(Stored dataset items)
____
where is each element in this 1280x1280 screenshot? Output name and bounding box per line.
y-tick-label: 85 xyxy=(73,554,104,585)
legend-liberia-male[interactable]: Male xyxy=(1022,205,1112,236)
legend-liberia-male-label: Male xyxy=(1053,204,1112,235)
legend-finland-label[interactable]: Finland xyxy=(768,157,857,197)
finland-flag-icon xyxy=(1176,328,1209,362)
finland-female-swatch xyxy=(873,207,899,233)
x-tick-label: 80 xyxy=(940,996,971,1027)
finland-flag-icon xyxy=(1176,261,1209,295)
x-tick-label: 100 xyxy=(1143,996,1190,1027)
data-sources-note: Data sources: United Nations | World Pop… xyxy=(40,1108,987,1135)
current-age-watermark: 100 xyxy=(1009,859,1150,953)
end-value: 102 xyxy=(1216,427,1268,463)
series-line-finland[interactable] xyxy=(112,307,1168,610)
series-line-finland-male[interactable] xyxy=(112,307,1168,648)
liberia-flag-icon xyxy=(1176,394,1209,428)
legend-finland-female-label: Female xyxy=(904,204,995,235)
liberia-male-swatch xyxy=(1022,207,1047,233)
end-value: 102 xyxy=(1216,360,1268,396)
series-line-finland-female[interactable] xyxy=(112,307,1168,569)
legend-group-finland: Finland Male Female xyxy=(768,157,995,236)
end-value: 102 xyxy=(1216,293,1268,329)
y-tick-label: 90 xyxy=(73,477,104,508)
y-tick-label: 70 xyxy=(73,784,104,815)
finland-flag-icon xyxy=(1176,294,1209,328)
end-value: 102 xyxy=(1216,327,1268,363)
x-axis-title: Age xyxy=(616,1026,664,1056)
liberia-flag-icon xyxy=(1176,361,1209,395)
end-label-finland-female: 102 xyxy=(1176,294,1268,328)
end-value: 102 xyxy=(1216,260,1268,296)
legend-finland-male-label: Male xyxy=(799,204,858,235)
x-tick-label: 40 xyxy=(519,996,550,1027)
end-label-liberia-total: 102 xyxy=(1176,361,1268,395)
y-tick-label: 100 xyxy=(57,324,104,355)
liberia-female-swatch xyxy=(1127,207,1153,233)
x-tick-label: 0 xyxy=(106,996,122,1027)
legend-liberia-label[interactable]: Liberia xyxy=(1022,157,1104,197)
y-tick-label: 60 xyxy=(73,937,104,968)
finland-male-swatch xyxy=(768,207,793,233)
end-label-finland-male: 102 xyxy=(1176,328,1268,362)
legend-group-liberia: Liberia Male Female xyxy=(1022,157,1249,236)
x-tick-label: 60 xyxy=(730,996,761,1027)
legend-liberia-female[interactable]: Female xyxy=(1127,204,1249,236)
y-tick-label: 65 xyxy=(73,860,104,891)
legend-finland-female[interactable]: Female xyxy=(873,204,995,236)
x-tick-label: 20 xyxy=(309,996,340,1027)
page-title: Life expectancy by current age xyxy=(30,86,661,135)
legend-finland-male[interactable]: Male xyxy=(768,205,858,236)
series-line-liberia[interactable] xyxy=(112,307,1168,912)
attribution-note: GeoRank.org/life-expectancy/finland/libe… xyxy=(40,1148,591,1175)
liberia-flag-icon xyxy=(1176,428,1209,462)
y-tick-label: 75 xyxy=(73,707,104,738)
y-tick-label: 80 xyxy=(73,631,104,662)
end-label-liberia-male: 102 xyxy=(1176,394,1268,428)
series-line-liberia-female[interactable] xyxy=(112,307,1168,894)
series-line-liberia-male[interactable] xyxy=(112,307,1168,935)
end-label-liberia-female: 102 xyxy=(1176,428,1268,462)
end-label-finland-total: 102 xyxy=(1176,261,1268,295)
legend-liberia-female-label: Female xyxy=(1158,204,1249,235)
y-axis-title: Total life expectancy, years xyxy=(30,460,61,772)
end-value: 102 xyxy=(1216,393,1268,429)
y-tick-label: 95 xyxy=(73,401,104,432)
____
## WHAT IS BEING ASKED
Convert these lines into a numbered list, omitting any blank lines.

## EXERCISE OUTPUT
1. where is each element in this 1280x1280 screenshot? Output name and bounding box per line.
2. y-tick-label: 85 xyxy=(73,554,104,585)
3. legend-liberia-male[interactable]: Male xyxy=(1022,205,1112,236)
4. legend-liberia-male-label: Male xyxy=(1053,204,1112,235)
5. legend-finland-label[interactable]: Finland xyxy=(768,157,857,197)
6. finland-flag-icon xyxy=(1176,328,1209,362)
7. finland-female-swatch xyxy=(873,207,899,233)
8. x-tick-label: 80 xyxy=(940,996,971,1027)
9. finland-flag-icon xyxy=(1176,261,1209,295)
10. x-tick-label: 100 xyxy=(1143,996,1190,1027)
11. data-sources-note: Data sources: United Nations | World Pop… xyxy=(40,1108,987,1135)
12. current-age-watermark: 100 xyxy=(1009,859,1150,953)
13. end-value: 102 xyxy=(1216,427,1268,463)
14. series-line-finland[interactable] xyxy=(112,307,1168,610)
15. series-line-finland-male[interactable] xyxy=(112,307,1168,648)
16. liberia-flag-icon xyxy=(1176,394,1209,428)
17. legend-finland-female-label: Female xyxy=(904,204,995,235)
18. liberia-male-swatch xyxy=(1022,207,1047,233)
19. end-value: 102 xyxy=(1216,360,1268,396)
20. series-line-finland-female[interactable] xyxy=(112,307,1168,569)
21. legend-group-finland: Finland Male Female xyxy=(768,157,995,236)
22. end-value: 102 xyxy=(1216,293,1268,329)
23. y-tick-label: 90 xyxy=(73,477,104,508)
24. y-tick-label: 70 xyxy=(73,784,104,815)
25. finland-flag-icon xyxy=(1176,294,1209,328)
26. end-value: 102 xyxy=(1216,327,1268,363)
27. x-axis-title: Age xyxy=(616,1026,664,1056)
28. liberia-flag-icon xyxy=(1176,361,1209,395)
29. end-label-finland-female: 102 xyxy=(1176,294,1268,328)
30. end-value: 102 xyxy=(1216,260,1268,296)
31. legend-finland-male-label: Male xyxy=(799,204,858,235)
32. x-tick-label: 40 xyxy=(519,996,550,1027)
33. end-label-liberia-total: 102 xyxy=(1176,361,1268,395)
34. y-tick-label: 100 xyxy=(57,324,104,355)
35. liberia-female-swatch xyxy=(1127,207,1153,233)
36. x-tick-label: 0 xyxy=(106,996,122,1027)
37. legend-liberia-label[interactable]: Liberia xyxy=(1022,157,1104,197)
38. y-tick-label: 60 xyxy=(73,937,104,968)
39. finland-male-swatch xyxy=(768,207,793,233)
40. end-label-finland-male: 102 xyxy=(1176,328,1268,362)
41. legend-group-liberia: Liberia Male Female xyxy=(1022,157,1249,236)
42. x-tick-label: 60 xyxy=(730,996,761,1027)
43. legend-liberia-female[interactable]: Female xyxy=(1127,204,1249,236)
44. y-tick-label: 65 xyxy=(73,860,104,891)
45. legend-finland-female[interactable]: Female xyxy=(873,204,995,236)
46. x-tick-label: 20 xyxy=(309,996,340,1027)
47. page-title: Life expectancy by current age xyxy=(30,86,661,135)
48. legend-finland-male[interactable]: Male xyxy=(768,205,858,236)
49. series-line-liberia[interactable] xyxy=(112,307,1168,912)
50. attribution-note: GeoRank.org/life-expectancy/finland/libe… xyxy=(40,1148,591,1175)
51. liberia-flag-icon xyxy=(1176,428,1209,462)
52. y-tick-label: 75 xyxy=(73,707,104,738)
53. y-tick-label: 80 xyxy=(73,631,104,662)
54. end-label-liberia-male: 102 xyxy=(1176,394,1268,428)
55. series-line-liberia-female[interactable] xyxy=(112,307,1168,894)
56. series-line-liberia-male[interactable] xyxy=(112,307,1168,935)
57. end-label-liberia-female: 102 xyxy=(1176,428,1268,462)
58. end-label-finland-total: 102 xyxy=(1176,261,1268,295)
59. legend-liberia-female-label: Female xyxy=(1158,204,1249,235)
60. y-axis-title: Total life expectancy, years xyxy=(30,460,61,772)
61. end-value: 102 xyxy=(1216,393,1268,429)
62. y-tick-label: 95 xyxy=(73,401,104,432)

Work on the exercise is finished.